### Exercise instructions
Look for the word "associations" in the records, and copy each line where it appears.

### Data section

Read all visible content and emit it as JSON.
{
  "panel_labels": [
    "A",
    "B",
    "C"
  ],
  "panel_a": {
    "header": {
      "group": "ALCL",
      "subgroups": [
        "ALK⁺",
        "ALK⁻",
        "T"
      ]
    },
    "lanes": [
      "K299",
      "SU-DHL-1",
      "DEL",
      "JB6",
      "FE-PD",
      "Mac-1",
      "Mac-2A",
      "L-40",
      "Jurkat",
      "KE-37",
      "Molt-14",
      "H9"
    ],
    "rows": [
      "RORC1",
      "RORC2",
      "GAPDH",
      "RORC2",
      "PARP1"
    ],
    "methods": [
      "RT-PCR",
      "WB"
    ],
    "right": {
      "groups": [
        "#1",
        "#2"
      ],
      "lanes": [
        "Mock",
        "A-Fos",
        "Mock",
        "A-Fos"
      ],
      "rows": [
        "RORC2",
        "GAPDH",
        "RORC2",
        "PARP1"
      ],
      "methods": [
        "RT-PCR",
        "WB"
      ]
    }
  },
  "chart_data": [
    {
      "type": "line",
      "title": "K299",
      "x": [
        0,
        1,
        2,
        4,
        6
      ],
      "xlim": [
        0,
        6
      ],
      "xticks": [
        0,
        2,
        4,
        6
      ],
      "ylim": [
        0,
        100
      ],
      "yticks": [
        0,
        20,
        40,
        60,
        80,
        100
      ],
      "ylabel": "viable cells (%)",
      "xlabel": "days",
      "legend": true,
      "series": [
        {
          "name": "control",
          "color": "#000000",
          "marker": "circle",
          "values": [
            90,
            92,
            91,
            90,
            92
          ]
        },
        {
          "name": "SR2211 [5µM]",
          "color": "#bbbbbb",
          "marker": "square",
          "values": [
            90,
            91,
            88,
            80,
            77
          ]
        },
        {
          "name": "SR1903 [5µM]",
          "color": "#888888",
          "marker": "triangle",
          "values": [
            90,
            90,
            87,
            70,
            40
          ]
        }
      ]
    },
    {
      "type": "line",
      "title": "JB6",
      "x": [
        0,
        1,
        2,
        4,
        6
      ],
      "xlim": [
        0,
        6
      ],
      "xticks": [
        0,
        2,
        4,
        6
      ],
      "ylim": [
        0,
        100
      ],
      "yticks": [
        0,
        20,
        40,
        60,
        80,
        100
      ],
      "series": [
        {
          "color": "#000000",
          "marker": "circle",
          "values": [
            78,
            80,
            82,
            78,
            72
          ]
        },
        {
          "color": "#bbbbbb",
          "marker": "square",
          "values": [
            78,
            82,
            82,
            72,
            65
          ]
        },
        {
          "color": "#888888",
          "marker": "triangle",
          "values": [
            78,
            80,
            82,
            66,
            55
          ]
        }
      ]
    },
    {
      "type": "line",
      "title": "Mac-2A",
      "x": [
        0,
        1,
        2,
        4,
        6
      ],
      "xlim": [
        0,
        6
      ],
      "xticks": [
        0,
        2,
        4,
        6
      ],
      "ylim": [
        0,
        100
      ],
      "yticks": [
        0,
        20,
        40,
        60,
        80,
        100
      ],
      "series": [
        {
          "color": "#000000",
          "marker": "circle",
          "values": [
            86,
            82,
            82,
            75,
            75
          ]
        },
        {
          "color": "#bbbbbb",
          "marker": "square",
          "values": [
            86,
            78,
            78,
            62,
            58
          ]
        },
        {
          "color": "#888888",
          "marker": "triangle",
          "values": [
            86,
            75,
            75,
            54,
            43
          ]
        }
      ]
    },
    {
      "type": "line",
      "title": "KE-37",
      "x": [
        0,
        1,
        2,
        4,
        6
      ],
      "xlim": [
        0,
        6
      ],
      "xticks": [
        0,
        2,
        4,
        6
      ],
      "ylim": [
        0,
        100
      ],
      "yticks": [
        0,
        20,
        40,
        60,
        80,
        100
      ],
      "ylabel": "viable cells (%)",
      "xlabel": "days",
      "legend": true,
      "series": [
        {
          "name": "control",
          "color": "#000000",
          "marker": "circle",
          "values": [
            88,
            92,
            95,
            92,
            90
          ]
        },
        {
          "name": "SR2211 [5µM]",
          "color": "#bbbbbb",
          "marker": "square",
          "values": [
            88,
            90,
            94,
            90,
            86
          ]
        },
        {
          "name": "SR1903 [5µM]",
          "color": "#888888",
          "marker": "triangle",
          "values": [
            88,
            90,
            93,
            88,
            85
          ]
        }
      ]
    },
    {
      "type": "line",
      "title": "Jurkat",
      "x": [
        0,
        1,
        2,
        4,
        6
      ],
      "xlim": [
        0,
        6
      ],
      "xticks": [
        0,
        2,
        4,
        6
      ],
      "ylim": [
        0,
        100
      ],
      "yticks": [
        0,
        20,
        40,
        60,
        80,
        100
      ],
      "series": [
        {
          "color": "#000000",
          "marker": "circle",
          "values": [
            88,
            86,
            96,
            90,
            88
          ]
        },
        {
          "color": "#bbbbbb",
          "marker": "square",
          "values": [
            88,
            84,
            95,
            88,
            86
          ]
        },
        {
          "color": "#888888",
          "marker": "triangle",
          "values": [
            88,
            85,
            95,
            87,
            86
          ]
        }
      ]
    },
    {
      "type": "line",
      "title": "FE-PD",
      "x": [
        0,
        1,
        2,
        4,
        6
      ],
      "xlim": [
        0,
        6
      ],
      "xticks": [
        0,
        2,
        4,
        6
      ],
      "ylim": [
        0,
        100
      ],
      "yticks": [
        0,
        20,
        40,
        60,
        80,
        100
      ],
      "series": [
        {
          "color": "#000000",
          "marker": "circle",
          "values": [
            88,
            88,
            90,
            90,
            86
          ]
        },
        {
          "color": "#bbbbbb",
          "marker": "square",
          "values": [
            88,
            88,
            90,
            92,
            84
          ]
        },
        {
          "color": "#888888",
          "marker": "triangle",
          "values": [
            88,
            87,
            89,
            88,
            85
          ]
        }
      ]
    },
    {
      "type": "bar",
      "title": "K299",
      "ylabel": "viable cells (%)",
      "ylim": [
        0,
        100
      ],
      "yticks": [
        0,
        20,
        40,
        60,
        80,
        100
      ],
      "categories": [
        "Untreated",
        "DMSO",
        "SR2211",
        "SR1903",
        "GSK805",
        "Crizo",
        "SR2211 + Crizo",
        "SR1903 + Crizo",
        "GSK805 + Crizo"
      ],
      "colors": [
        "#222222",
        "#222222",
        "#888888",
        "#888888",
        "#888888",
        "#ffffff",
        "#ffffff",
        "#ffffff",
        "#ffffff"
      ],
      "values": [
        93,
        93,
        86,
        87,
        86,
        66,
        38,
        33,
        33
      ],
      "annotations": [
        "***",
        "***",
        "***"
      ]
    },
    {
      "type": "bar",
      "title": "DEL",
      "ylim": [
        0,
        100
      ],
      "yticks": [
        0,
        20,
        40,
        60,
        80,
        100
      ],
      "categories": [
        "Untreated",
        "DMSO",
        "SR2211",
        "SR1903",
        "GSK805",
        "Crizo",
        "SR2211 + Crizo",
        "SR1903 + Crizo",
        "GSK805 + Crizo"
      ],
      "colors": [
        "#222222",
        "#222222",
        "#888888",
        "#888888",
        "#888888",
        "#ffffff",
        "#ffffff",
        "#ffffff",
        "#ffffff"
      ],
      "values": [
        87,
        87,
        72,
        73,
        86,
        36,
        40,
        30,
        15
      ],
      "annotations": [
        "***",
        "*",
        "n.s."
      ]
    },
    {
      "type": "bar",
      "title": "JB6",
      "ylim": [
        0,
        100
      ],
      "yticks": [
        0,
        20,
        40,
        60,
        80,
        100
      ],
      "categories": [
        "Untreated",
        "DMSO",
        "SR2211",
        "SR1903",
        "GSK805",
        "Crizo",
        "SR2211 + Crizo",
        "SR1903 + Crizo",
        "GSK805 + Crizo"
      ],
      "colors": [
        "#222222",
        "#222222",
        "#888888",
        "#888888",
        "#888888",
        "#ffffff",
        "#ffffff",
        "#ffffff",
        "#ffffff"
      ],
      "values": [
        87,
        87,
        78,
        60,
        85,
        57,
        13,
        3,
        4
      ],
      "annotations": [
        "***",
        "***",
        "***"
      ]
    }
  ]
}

...

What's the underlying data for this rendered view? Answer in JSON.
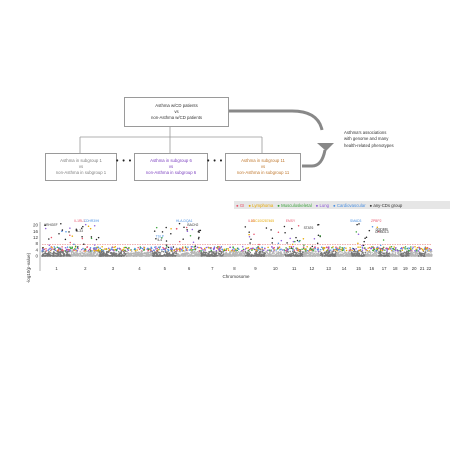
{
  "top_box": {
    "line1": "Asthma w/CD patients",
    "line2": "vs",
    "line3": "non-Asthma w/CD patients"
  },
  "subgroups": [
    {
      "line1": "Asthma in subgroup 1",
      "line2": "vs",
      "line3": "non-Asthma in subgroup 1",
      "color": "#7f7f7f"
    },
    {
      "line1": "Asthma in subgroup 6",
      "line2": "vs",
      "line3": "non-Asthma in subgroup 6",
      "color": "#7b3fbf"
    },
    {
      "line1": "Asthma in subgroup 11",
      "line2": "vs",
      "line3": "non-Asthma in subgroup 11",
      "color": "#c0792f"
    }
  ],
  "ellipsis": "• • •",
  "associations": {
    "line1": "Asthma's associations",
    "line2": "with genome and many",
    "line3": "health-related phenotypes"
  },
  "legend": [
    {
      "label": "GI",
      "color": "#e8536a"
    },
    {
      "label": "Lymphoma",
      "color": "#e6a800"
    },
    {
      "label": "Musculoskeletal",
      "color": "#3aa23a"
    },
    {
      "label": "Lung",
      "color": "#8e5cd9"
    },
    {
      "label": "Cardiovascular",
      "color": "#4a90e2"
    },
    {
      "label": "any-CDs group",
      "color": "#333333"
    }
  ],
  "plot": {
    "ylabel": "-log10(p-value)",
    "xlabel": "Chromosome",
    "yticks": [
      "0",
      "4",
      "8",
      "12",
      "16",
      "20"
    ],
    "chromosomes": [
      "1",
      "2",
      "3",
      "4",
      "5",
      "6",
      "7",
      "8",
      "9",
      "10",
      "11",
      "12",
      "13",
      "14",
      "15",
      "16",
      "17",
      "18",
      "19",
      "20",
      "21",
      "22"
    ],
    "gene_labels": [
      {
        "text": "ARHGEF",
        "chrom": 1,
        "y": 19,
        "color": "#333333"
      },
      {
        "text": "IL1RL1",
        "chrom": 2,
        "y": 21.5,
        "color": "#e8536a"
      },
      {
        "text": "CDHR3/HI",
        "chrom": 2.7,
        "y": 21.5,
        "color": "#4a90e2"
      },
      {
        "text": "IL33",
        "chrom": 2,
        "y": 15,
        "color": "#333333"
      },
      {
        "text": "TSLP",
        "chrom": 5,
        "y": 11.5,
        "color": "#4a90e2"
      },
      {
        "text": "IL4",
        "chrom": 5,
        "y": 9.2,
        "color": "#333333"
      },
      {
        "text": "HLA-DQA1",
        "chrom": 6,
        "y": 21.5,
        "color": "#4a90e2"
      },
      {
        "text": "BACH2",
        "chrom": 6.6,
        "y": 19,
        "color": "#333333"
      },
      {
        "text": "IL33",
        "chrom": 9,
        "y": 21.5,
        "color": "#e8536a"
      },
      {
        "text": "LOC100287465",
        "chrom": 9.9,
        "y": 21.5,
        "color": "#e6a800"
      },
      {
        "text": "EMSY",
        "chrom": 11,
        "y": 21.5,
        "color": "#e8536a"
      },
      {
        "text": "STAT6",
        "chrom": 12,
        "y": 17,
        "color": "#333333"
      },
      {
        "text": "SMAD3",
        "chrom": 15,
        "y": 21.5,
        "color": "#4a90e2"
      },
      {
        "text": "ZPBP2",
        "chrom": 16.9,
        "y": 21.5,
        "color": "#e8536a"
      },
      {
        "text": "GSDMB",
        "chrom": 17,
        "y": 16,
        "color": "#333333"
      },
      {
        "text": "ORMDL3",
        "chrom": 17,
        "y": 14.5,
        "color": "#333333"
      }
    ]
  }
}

### Written answer
  "associations": {
    "line1": "Asthma's associations",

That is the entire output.